PROBLEM DETAILS:
Pick out each line in these entries that contains the string "Profibus".

## Start SOURCE RECORDS

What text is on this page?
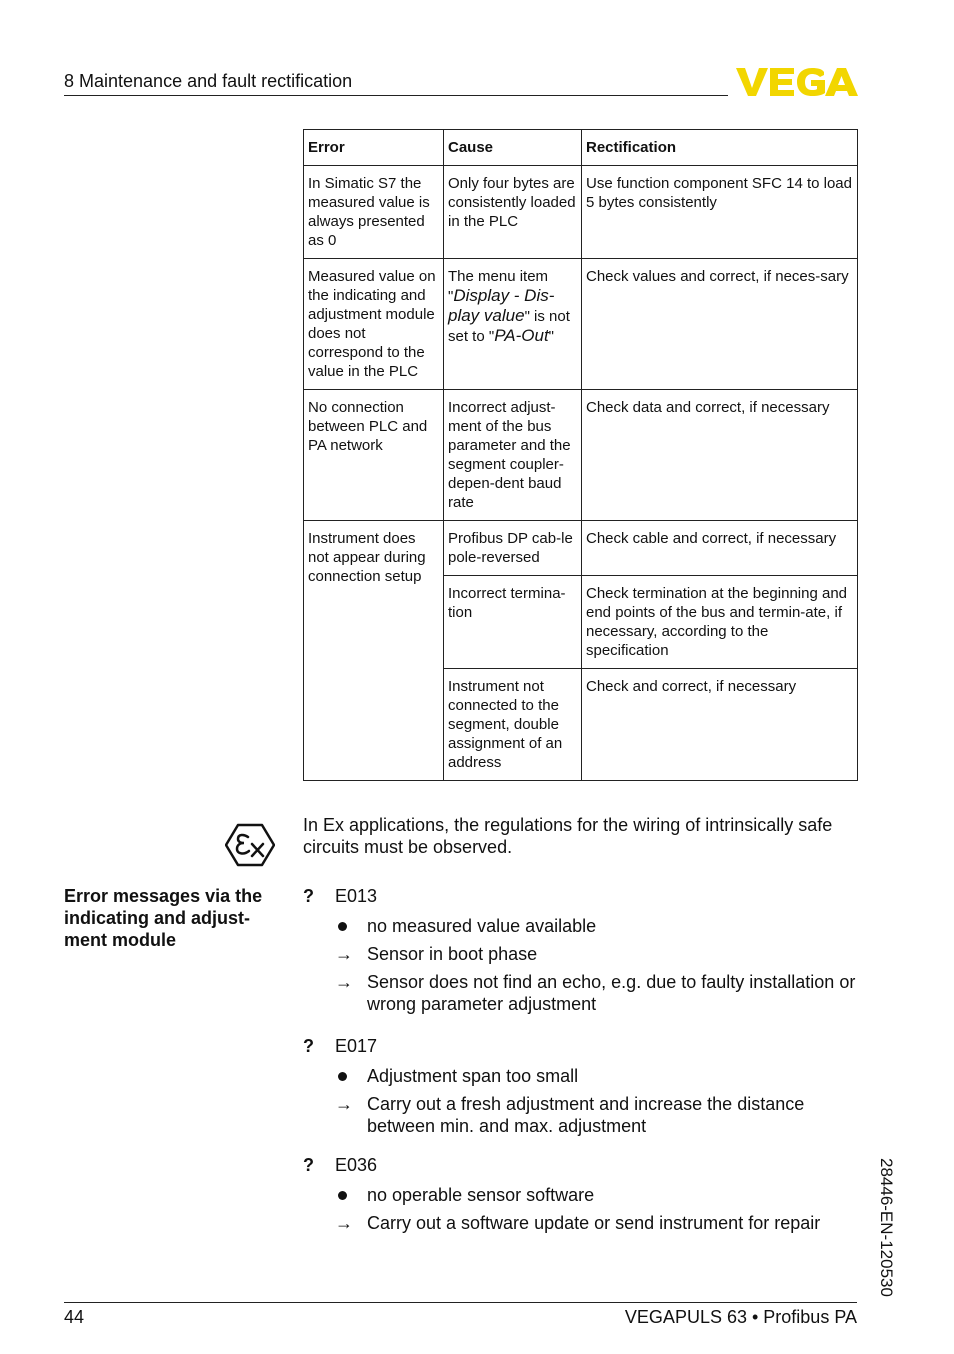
8 Maintenance and fault rectification
Error	Cause	Rectification
In Simatic S7 the measured value is always presented as 0	Only four bytes are consistently loaded in the PLC	Use function component SFC 14 to load 5 bytes consistently
Measured value on the indicating and adjustment module does not correspond to the value in the PLC	The menu item "Display - Dis-play value" is not set to "PA-Out"	Check values and correct, if neces-sary
No connection between PLC and PA network	Incorrect adjust-ment of the bus parameter and the segment coupler-depen-dent baud rate	Check data and correct, if necessary
Instrument does not appear during connection setup	Profibus DP cab-le pole-reversed	Check cable and correct, if necessary
	Incorrect termina-tion	Check termination at the beginning and end points of the bus and termin-ate, if necessary, according to the specification
	Instrument not connected to the segment, double assignment of an address	Check and correct, if necessary
In Ex applications, the regulations for the wiring of intrinsically safe circuits must be observed.
Error messages via the indicating and adjust-ment module
? E013
no measured value available
→ Sensor in boot phase
→ Sensor does not find an echo, e.g. due to faulty installation or wrong parameter adjustment
? E017
Adjustment span too small
→ Carry out a fresh adjustment and increase the distance between min. and max. adjustment
? E036
no operable sensor software
→ Carry out a software update or send instrument for repair	28446-EN-120530
44	VEGAPULS 63 • Profibus PA
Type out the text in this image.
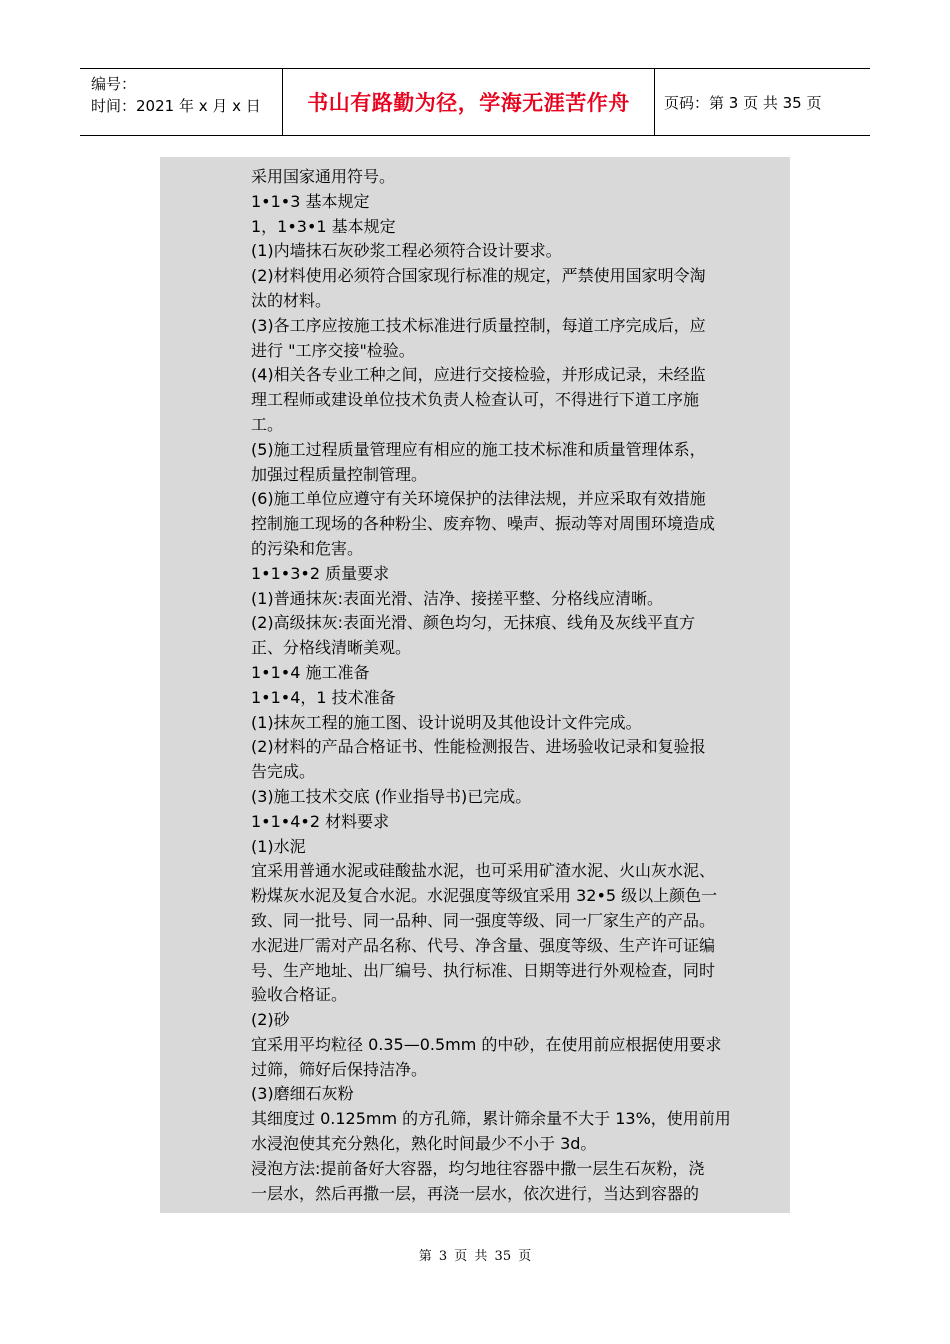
编号：
时间：2021 年 x 月 x 日	书山有路勤为径，学海无涯苦作舟 页码：第 3 页 共 35 页

采用国家通用符号。

1•1•3 基本规定

1，1•3•1 基本规定

(1)内墙抹石灰砂浆工程必须符合设计要求。

(2)材料使用必须符合国家现行标准的规定，严禁使用国家明令淘

汰的材料。

(3)各工序应按施工技术标准进行质量控制，每道工序完成后，应

进行 "工序交接"检验。

(4)相关各专业工种之间，应进行交接检验，并形成记录，未经监

理工程师或建设单位技术负责人检查认可，不得进行下道工序施

工。

(5)施工过程质量管理应有相应的施工技术标准和质量管理体系，

加强过程质量控制管理。

(6)施工单位应遵守有关环境保护的法律法规，并应采取有效措施

控制施工现场的各种粉尘、废弃物、噪声、振动等对周围环境造成

的污染和危害。

1•1•3•2 质量要求

(1)普通抹灰:表面光滑、洁净、接搓平整、分格线应清晰。

(2)高级抹灰:表面光滑、颜色均匀，无抹痕、线角及灰线平直方

正、分格线清晰美观。

1•1•4 施工准备

1•1•4，1 技术准备

(1)抹灰工程的施工图、设计说明及其他设计文件完成。

(2)材料的产品合格证书、性能检测报告、进场验收记录和复验报

告完成。

(3)施工技术交底 (作业指导书)已完成。

1•1•4•2 材料要求

(1)水泥

宜采用普通水泥或硅酸盐水泥，也可采用矿渣水泥、火山灰水泥、

粉煤灰水泥及复合水泥。水泥强度等级宜采用 32•5 级以上颜色一

致、同一批号、同一品种、同一强度等级、同一厂家生产的产品。

水泥进厂需对产品名称、代号、净含量、强度等级、生产许可证编

号、生产地址、出厂编号、执行标准、日期等进行外观检查，同时

验收合格证。

(2)砂

宜采用平均粒径 0.35—0.5mm 的中砂，在使用前应根据使用要求

过筛，筛好后保持洁净。

(3)磨细石灰粉

其细度过 0.125mm 的方孔筛，累计筛余量不大于 13%，使用前用

水浸泡使其充分熟化，熟化时间最少不小于 3d。

浸泡方法:提前备好大容器，均匀地往容器中撒一层生石灰粉，浇

一层水，然后再撒一层，再浇一层水，依次进行，当达到容器的

第 3 页 共 35 页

## End SOURCE RECORDS

REPLY:
Instrument does not appear during connection setup	Profibus DP cab-le pole-reversed	Check cable and correct, if necessary
44	VEGAPULS 63 • Profibus PA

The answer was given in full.